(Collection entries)
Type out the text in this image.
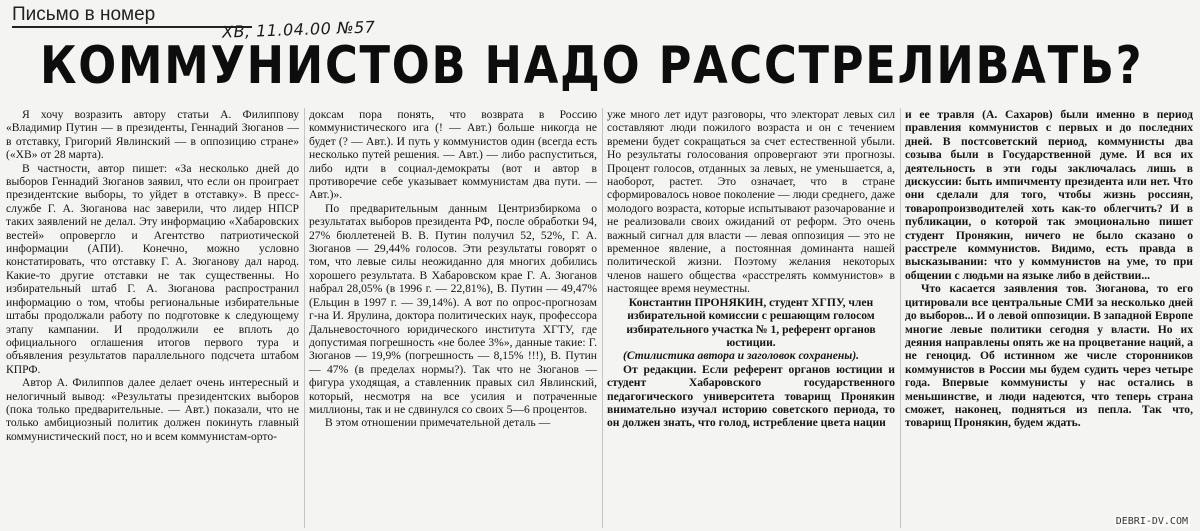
Письмо в номер
ХВ, 11.04.00 №57
КОММУНИСТОВ НАДО РАССТРЕЛИВАТЬ?

Я хочу возразить автору статьи А. Филиппову «Владимир Путин — в президенты, Геннадий Зюганов — в отставку, Григорий Явлинский — в оппозицию стране» («ХВ» от 28 марта).

В частности, автор пишет: «За несколько дней до выборов Геннадий Зюганов заявил, что если он проиграет президентские выборы, то уйдет в отставку». В пресс-службе Г. А. Зюганова нас заверили, что лидер НПСР таких заявлений не делал. Эту информацию «Хабаровских вестей» опроверглo и Агентство патриотической информации (АПИ). Конечно, можно условно констатировать, что отставку Г. А. Зюганову дал народ. Какие-то другие отставки не так существенны. Но избирательный штаб Г. А. Зюганова распространил информацию о том, чтобы региональные избирательные штабы продолжали работу по подготовке к следующему этапу кампании. И продолжили ее вплоть до официального оглашения итогов первого тура и объявления результатов параллельного подсчета штабом КПРФ.

Автор А. Филиппов далее делает очень интересный и нелогичный вывод: «Результаты президентских выборов (пока только предварительные. — Авт.) показали, что не только амбициозный политик должен покинуть главный коммунистический пост, но и всем коммунистам-орто-

доксам пора понять, что возврата в Россию коммунистического ига (! — Авт.) больше никогда не будет (? — Авт.). И путь у коммунистов один (всегда есть несколько путей решения. — Авт.) — либо распуститься, либо идти в социал-демократы (вот и автор в противоречие себе указывает коммунистам два пути. — Авт.)».

По предварительным данным Центризбиркома о результатах выборов президента РФ, после обработки 94, 27% бюллетеней В. В. Путин получил 52, 52%, Г. А. Зюганов — 29,44% голосов. Эти результаты говорят о том, что левые силы неожиданно для многих добились хорошего результата. В Хабаровском крае Г. А. Зюганов набрал 28,05% (в 1996 г. — 22,81%), В. Путин — 49,47% (Ельцин в 1997 г. — 39,14%). А вот по опрос-прогнозам г-на И. Ярулина, доктора политических наук, профессора Дальневосточного юридического института ХГТУ, где допустимая погрешность «не более 3%», данные такие: Г. Зюганов — 19,9% (погрешность — 8,15% !!!), В. Путин — 47% (в пределах нормы?). Так что не Зюганов — фигура уходящая, а ставленник правых сил Явлинский, который, несмотря на все усилия и потраченные миллионы, так и не сдвинулся со своих 5—6 процентов.

В этом отношении примечательной деталь —

уже много лет идут разговоры, что электорат левых сил составляют люди пожилого возраста и он с течением времени будет сокращаться за счет естественной убыли. Но результаты голосования опровергают эти прогнозы. Процент голосов, отданных за левых, не уменьшается, а, наоборот, растет. Это означает, что в стране сформировалось новое поколение — люди среднего, даже молодого возраста, которые испытывают разочарование и не реализовали своих ожиданий от реформ. Это очень важный сигнал для власти — левая оппозиция — это не временное явление, а постоянная доминанта нашей политической жизни. Поэтому желания некоторых членов нашего общества «расстрелять коммунистов» в настоящее время неуместны.

Константин ПРОНЯКИН, студент ХГПУ, член избирательной комиссии с решающим голосом избирательного участка № 1, референт органов юстиции.

(Стилистика автора и заголовок сохранены).

От редакции. Если референт органов юстиции и студент Хабаровского государственного педагогического университета товарищ Пронякин внимательно изучал историю советского периода, то он должен знать, что голод, истребление цвета нации

и ее травля (А. Сахаров) были именно в период правления коммунистов с первых и до последних дней. В постсоветский период, коммунисты два созыва были в Государственной думе. И вся их деятельность в эти годы заключалась лишь в дискуссии: быть импичменту президента или нет. Что они сделали для того, чтобы жизнь россиян, товаропроизводителей хоть как-то облегчить? И в публикации, о которой так эмоционально пишет студент Пронякин, ничего не было сказано о расстреле коммунистов. Видимо, есть правда в высказывании: что у коммунистов на уме, то при общении с людьми на языке либо в действии...

Что касается заявления тов. Зюганова, то его цитировали все центральные СМИ за несколько дней до выборов... И о левой оппозиции. В западной Европе многие левые политики сегодня у власти. Но их деяния направлены опять же на процветание наций, а не геноцид. Об истинном же числе сторонников коммунистов в России мы будем судить через четыре года. Впервые коммунисты у нас остались в меньшинстве, и люди надеются, что теперь страна сможет, наконец, подняться из пепла. Так что, товарищ Пронякин, будем ждать.

DEBRI-DV.COM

*Aim:* Among the lines of the listing, how many hold the string "коммунистам"? Respond with only the number.

*Task answer:* 2